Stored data
"""
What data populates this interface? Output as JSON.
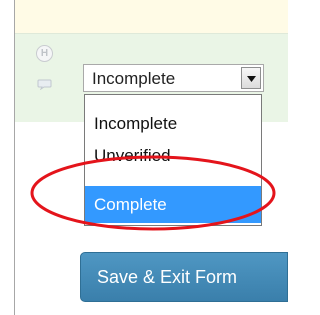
{
  "form": {
    "field_icons": {
      "history_icon": "H",
      "comment_icon": "comment-icon"
    },
    "status_select": {
      "selected_value": "Incomplete",
      "options": [
        "Incomplete",
        "Unverified",
        "Complete"
      ],
      "highlighted_option": "Complete"
    },
    "save_exit_button_label": "Save & Exit Form"
  },
  "colors": {
    "highlight_blue": "#3399ff",
    "annotation_red": "#e4141b",
    "button_blue": "#3f86b3",
    "row_green": "#eaf5e6",
    "top_yellow": "#fffbe6"
  }
}
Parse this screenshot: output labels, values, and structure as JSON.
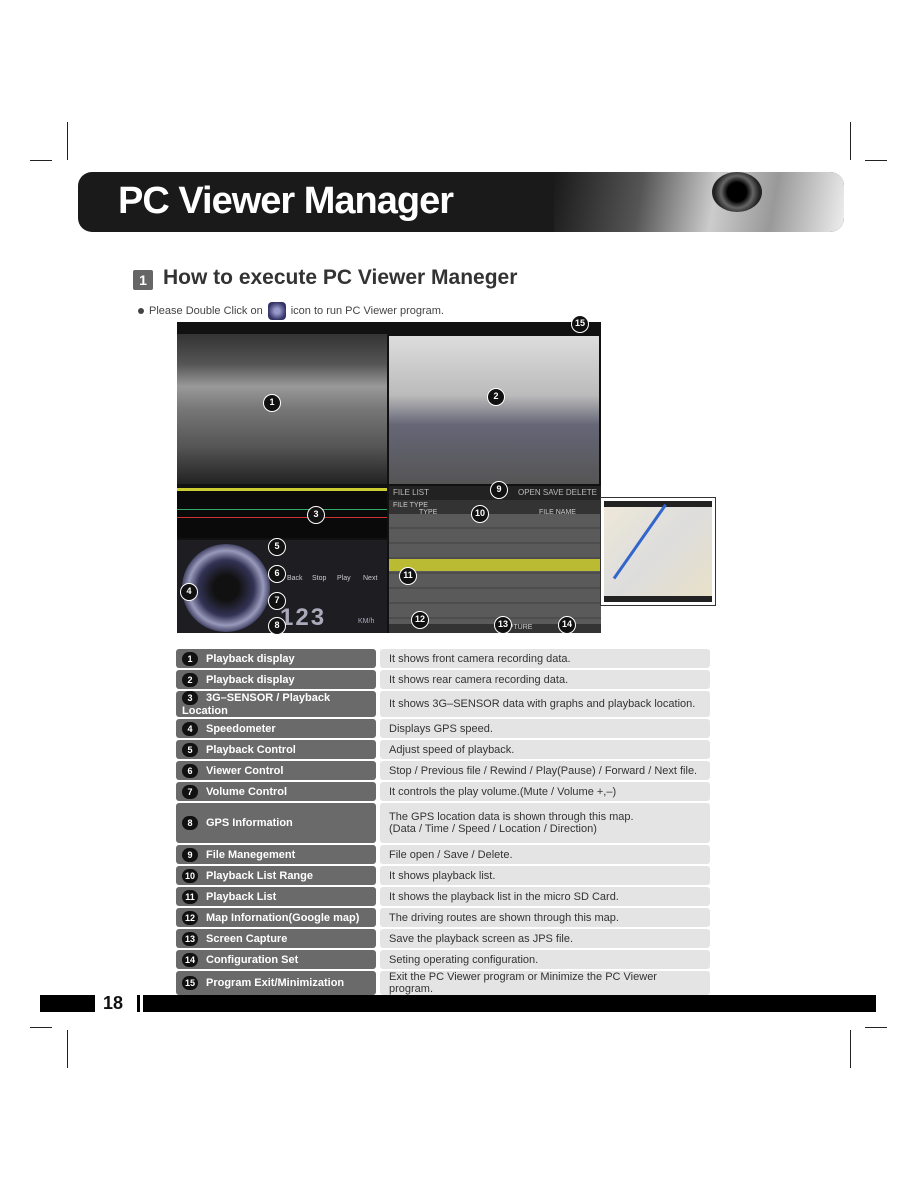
{
  "header": {
    "title": "PC Viewer Manager"
  },
  "section": {
    "number": "1",
    "title": "How to execute PC Viewer Maneger"
  },
  "instruction": {
    "before": "Please Double Click on",
    "after": "icon to run PC Viewer program."
  },
  "viewer": {
    "file_list": "FILE LIST",
    "open": "OPEN",
    "save": "SAVE",
    "delete": "DELETE",
    "file_type": "FILE TYPE",
    "type_col": "TYPE",
    "file_name_col": "FILE NAME",
    "back": "Back",
    "stop": "Stop",
    "play": "Play",
    "next": "Next",
    "speed": "123",
    "speed_unit": "KM/h",
    "capture": "CAPTURE",
    "callouts": [
      "1",
      "2",
      "3",
      "4",
      "5",
      "6",
      "7",
      "8",
      "9",
      "10",
      "11",
      "12",
      "13",
      "14",
      "15"
    ]
  },
  "table": [
    {
      "num": "1",
      "name": "Playback display",
      "desc": "It shows front camera recording data."
    },
    {
      "num": "2",
      "name": "Playback display",
      "desc": "It shows rear camera recording data."
    },
    {
      "num": "3",
      "name": "3G–SENSOR / Playback Location",
      "desc": "It shows 3G–SENSOR data with graphs and playback location."
    },
    {
      "num": "4",
      "name": "Speedometer",
      "desc": "Displays GPS speed."
    },
    {
      "num": "5",
      "name": "Playback Control",
      "desc": "Adjust speed of playback."
    },
    {
      "num": "6",
      "name": "Viewer Control",
      "desc": "Stop / Previous file / Rewind / Play(Pause) / Forward / Next file."
    },
    {
      "num": "7",
      "name": "Volume Control",
      "desc": "It controls the play volume.(Mute / Volume +,–)"
    },
    {
      "num": "8",
      "name": "GPS Information",
      "desc": "The GPS location data is shown through this map.",
      "desc2": "(Data / Time / Speed / Location / Direction)"
    },
    {
      "num": "9",
      "name": "File Manegement",
      "desc": "File open / Save / Delete."
    },
    {
      "num": "10",
      "name": "Playback List Range",
      "desc": "It shows playback list."
    },
    {
      "num": "11",
      "name": "Playback List",
      "desc": "It shows the playback list in the micro SD Card."
    },
    {
      "num": "12",
      "name": "Map Infornation(Google map)",
      "desc": "The driving routes are shown through this map."
    },
    {
      "num": "13",
      "name": "Screen Capture",
      "desc": "Save the playback screen as JPS file."
    },
    {
      "num": "14",
      "name": "Configuration Set",
      "desc": "Seting operating configuration."
    },
    {
      "num": "15",
      "name": "Program Exit/Minimization",
      "desc": "Exit the PC Viewer program or Minimize the PC Viewer program."
    }
  ],
  "footer": {
    "page": "18"
  }
}
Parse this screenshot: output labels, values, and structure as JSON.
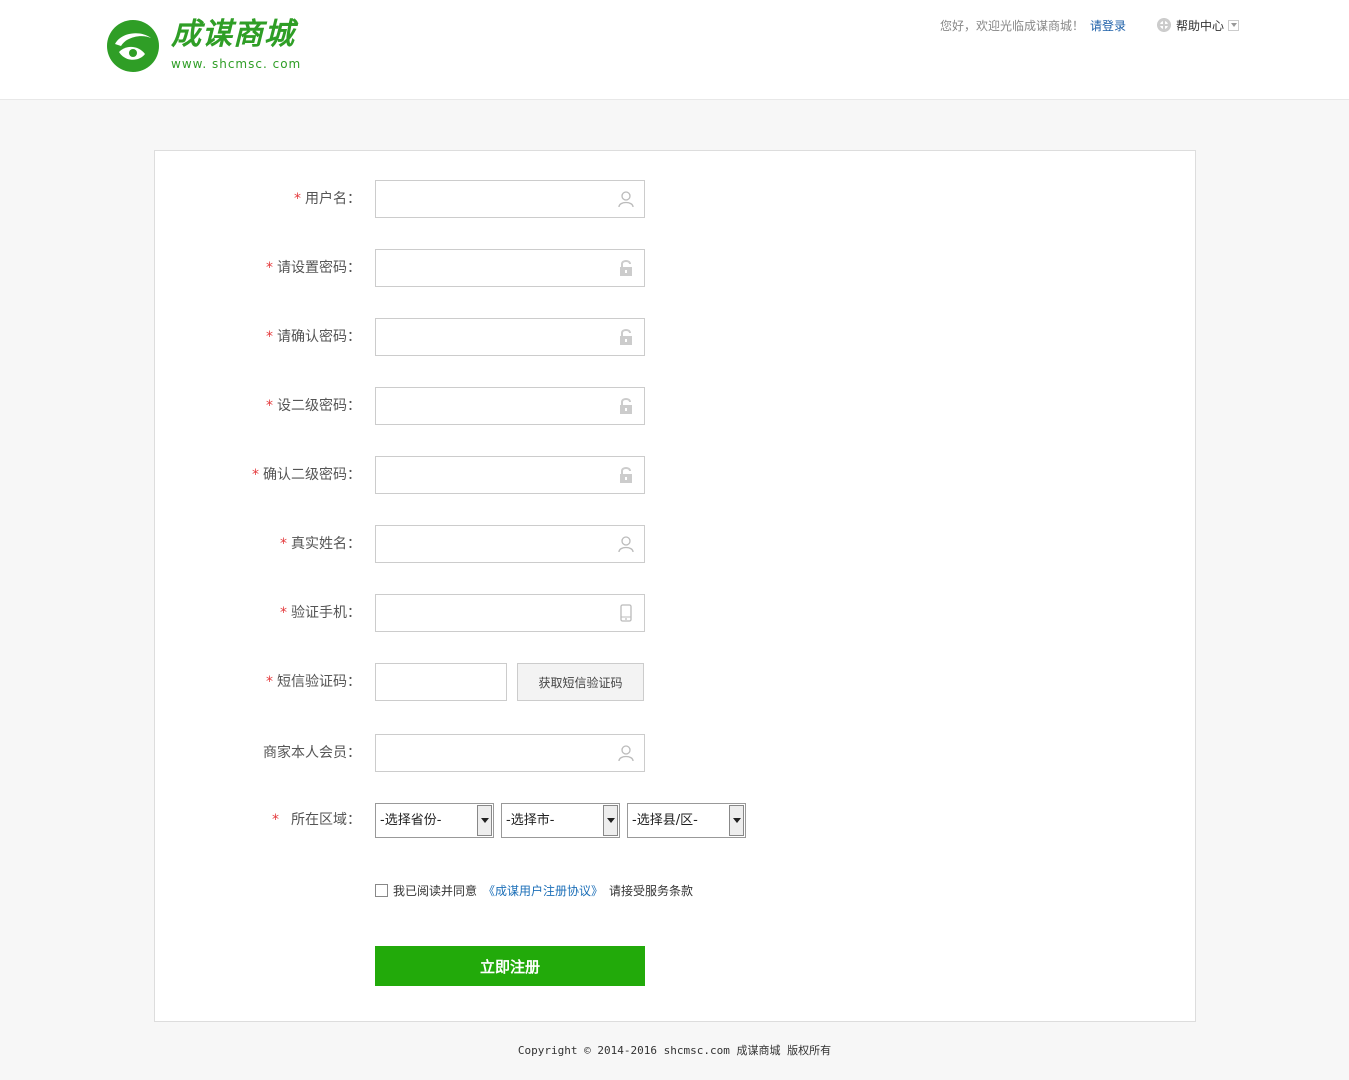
{
  "header": {
    "logo_text": "成谋商城",
    "logo_url": "www. shcmsc. com",
    "welcome": "您好，欢迎光临成谋商城！",
    "login_link": "请登录",
    "help_label": "帮助中心"
  },
  "form": {
    "fields": [
      {
        "label": "用户名：",
        "required": true,
        "icon": "user-icon"
      },
      {
        "label": "请设置密码：",
        "required": true,
        "icon": "lock-icon"
      },
      {
        "label": "请确认密码：",
        "required": true,
        "icon": "lock-icon"
      },
      {
        "label": "设二级密码：",
        "required": true,
        "icon": "lock-icon"
      },
      {
        "label": "确认二级密码：",
        "required": true,
        "icon": "lock-icon"
      },
      {
        "label": "真实姓名：",
        "required": true,
        "icon": "user-icon"
      },
      {
        "label": "验证手机：",
        "required": true,
        "icon": "phone-icon"
      }
    ],
    "sms": {
      "label": "短信验证码：",
      "required": true,
      "button": "获取短信验证码"
    },
    "referrer": {
      "label": "商家本人会员：",
      "required": false,
      "icon": "user-icon"
    },
    "region": {
      "label": "所在区域：",
      "required": true,
      "province": "-选择省份-",
      "city": "-选择市-",
      "county": "-选择县/区-"
    },
    "agreement": {
      "prefix": "我已阅读并同意",
      "link": "《成谋用户注册协议》",
      "suffix": "请接受服务条款"
    },
    "submit": "立即注册",
    "required_mark": "*"
  },
  "footer": {
    "copyright": "Copyright © 2014-2016 shcmsc.com 成谋商城 版权所有"
  },
  "colors": {
    "brand": "#2f9e26",
    "button": "#22aa0a",
    "required": "#e4393c",
    "link": "#1c6fb8"
  }
}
"""
Quote the data above in full and without alteration; skip the pictures.

What data populates this interface? Output as JSON.
{
  "form": {
    "field_icons": {
      "history_icon": "H",
      "comment_icon": "comment-icon"
    },
    "status_select": {
      "selected_value": "Incomplete",
      "options": [
        "Incomplete",
        "Unverified",
        "Complete"
      ],
      "highlighted_option": "Complete"
    },
    "save_exit_button_label": "Save & Exit Form"
  },
  "colors": {
    "highlight_blue": "#3399ff",
    "annotation_red": "#e4141b",
    "button_blue": "#3f86b3",
    "row_green": "#eaf5e6",
    "top_yellow": "#fffbe6"
  }
}
Parse this screenshot: output labels, values, and structure as JSON.
{
  "header": {
    "title": "PC Viewer Manager"
  },
  "section": {
    "number": "1",
    "title": "How to execute PC Viewer Maneger"
  },
  "instruction": {
    "before": "Please Double Click on",
    "after": "icon to run PC Viewer program."
  },
  "viewer": {
    "file_list": "FILE LIST",
    "open": "OPEN",
    "save": "SAVE",
    "delete": "DELETE",
    "file_type": "FILE TYPE",
    "type_col": "TYPE",
    "file_name_col": "FILE NAME",
    "back": "Back",
    "stop": "Stop",
    "play": "Play",
    "next": "Next",
    "speed": "123",
    "speed_unit": "KM/h",
    "capture": "CAPTURE",
    "callouts": [
      "1",
      "2",
      "3",
      "4",
      "5",
      "6",
      "7",
      "8",
      "9",
      "10",
      "11",
      "12",
      "13",
      "14",
      "15"
    ]
  },
  "table": [
    {
      "num": "1",
      "name": "Playback display",
      "desc": "It shows front camera recording data."
    },
    {
      "num": "2",
      "name": "Playback display",
      "desc": "It shows rear camera recording data."
    },
    {
      "num": "3",
      "name": "3G–SENSOR / Playback Location",
      "desc": "It shows 3G–SENSOR data with graphs and playback location."
    },
    {
      "num": "4",
      "name": "Speedometer",
      "desc": "Displays GPS speed."
    },
    {
      "num": "5",
      "name": "Playback Control",
      "desc": "Adjust speed of playback."
    },
    {
      "num": "6",
      "name": "Viewer Control",
      "desc": "Stop / Previous file / Rewind / Play(Pause) / Forward / Next file."
    },
    {
      "num": "7",
      "name": "Volume Control",
      "desc": "It controls the play volume.(Mute / Volume +,–)"
    },
    {
      "num": "8",
      "name": "GPS Information",
      "desc": "The GPS location data is shown through this map.",
      "desc2": "(Data / Time / Speed / Location / Direction)"
    },
    {
      "num": "9",
      "name": "File Manegement",
      "desc": "File open / Save / Delete."
    },
    {
      "num": "10",
      "name": "Playback List Range",
      "desc": "It shows playback list."
    },
    {
      "num": "11",
      "name": "Playback List",
      "desc": "It shows the playback list in the micro SD Card."
    },
    {
      "num": "12",
      "name": "Map Infornation(Google map)",
      "desc": "The driving routes are shown through this map."
    },
    {
      "num": "13",
      "name": "Screen Capture",
      "desc": "Save the playback screen as JPS file."
    },
    {
      "num": "14",
      "name": "Configuration Set",
      "desc": "Seting operating configuration."
    },
    {
      "num": "15",
      "name": "Program Exit/Minimization",
      "desc": "Exit the PC Viewer program or Minimize the PC Viewer program."
    }
  ],
  "footer": {
    "page": "18"
  }
}
Parse this screenshot: output labels, values, and structure as JSON.
{
  "header": {
    "logo_text": "成谋商城",
    "logo_url": "www. shcmsc. com",
    "welcome": "您好，欢迎光临成谋商城！",
    "login_link": "请登录",
    "help_label": "帮助中心"
  },
  "form": {
    "fields": [
      {
        "label": "用户名：",
        "required": true,
        "icon": "user-icon"
      },
      {
        "label": "请设置密码：",
        "required": true,
        "icon": "lock-icon"
      },
      {
        "label": "请确认密码：",
        "required": true,
        "icon": "lock-icon"
      },
      {
        "label": "设二级密码：",
        "required": true,
        "icon": "lock-icon"
      },
      {
        "label": "确认二级密码：",
        "required": true,
        "icon": "lock-icon"
      },
      {
        "label": "真实姓名：",
        "required": true,
        "icon": "user-icon"
      },
      {
        "label": "验证手机：",
        "required": true,
        "icon": "phone-icon"
      }
    ],
    "sms": {
      "label": "短信验证码：",
      "required": true,
      "button": "获取短信验证码"
    },
    "referrer": {
      "label": "商家本人会员：",
      "required": false,
      "icon": "user-icon"
    },
    "region": {
      "label": "所在区域：",
      "required": true,
      "province": "-选择省份-",
      "city": "-选择市-",
      "county": "-选择县/区-"
    },
    "agreement": {
      "prefix": "我已阅读并同意",
      "link": "《成谋用户注册协议》",
      "suffix": "请接受服务条款"
    },
    "submit": "立即注册",
    "required_mark": "*"
  },
  "footer": {
    "copyright": "Copyright © 2014-2016 shcmsc.com 成谋商城 版权所有"
  },
  "colors": {
    "brand": "#2f9e26",
    "button": "#22aa0a",
    "required": "#e4393c",
    "link": "#1c6fb8"
  }
}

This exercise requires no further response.